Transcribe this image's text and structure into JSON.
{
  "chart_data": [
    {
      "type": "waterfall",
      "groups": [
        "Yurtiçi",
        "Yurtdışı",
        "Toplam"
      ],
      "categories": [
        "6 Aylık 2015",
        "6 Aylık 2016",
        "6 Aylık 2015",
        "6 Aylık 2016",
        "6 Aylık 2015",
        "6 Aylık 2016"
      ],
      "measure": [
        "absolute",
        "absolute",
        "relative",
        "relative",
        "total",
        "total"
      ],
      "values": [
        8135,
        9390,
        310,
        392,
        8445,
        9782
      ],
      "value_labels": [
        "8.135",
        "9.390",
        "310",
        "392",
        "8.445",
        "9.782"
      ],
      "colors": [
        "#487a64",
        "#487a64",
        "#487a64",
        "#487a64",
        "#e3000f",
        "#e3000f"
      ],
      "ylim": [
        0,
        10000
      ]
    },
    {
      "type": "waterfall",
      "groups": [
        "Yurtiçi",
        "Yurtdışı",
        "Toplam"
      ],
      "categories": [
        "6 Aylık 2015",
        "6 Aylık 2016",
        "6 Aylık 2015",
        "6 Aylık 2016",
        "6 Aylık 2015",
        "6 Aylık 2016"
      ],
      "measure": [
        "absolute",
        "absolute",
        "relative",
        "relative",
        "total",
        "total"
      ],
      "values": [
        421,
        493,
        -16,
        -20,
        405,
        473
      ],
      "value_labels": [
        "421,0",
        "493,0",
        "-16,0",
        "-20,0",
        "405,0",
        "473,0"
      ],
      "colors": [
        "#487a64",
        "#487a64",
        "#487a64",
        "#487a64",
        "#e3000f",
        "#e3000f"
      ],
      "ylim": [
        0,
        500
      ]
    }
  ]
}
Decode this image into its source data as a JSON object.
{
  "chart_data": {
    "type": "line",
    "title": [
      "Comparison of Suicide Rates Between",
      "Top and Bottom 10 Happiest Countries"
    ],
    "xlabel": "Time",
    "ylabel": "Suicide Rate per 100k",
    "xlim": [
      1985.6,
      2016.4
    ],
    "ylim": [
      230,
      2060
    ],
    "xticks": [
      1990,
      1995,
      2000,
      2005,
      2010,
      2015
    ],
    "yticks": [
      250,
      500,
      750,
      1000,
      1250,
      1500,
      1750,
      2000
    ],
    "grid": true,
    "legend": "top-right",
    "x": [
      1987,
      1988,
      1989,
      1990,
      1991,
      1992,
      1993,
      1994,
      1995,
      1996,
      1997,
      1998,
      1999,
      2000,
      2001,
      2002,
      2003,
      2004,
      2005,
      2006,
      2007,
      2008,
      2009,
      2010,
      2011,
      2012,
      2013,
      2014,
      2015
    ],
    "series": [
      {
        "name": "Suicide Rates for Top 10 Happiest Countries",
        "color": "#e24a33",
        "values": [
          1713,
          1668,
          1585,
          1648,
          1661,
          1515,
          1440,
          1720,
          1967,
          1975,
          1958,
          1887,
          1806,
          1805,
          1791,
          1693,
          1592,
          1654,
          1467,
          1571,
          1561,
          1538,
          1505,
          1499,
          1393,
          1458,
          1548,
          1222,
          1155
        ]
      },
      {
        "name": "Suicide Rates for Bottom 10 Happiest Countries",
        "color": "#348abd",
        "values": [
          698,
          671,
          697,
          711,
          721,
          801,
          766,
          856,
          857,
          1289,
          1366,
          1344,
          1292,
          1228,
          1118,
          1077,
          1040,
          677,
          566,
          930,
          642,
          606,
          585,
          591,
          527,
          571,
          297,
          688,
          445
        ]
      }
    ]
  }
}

__________

## What is being asked
Exactly how many lines contain "name"? State the number and nothing else.

## Solution to the problem
2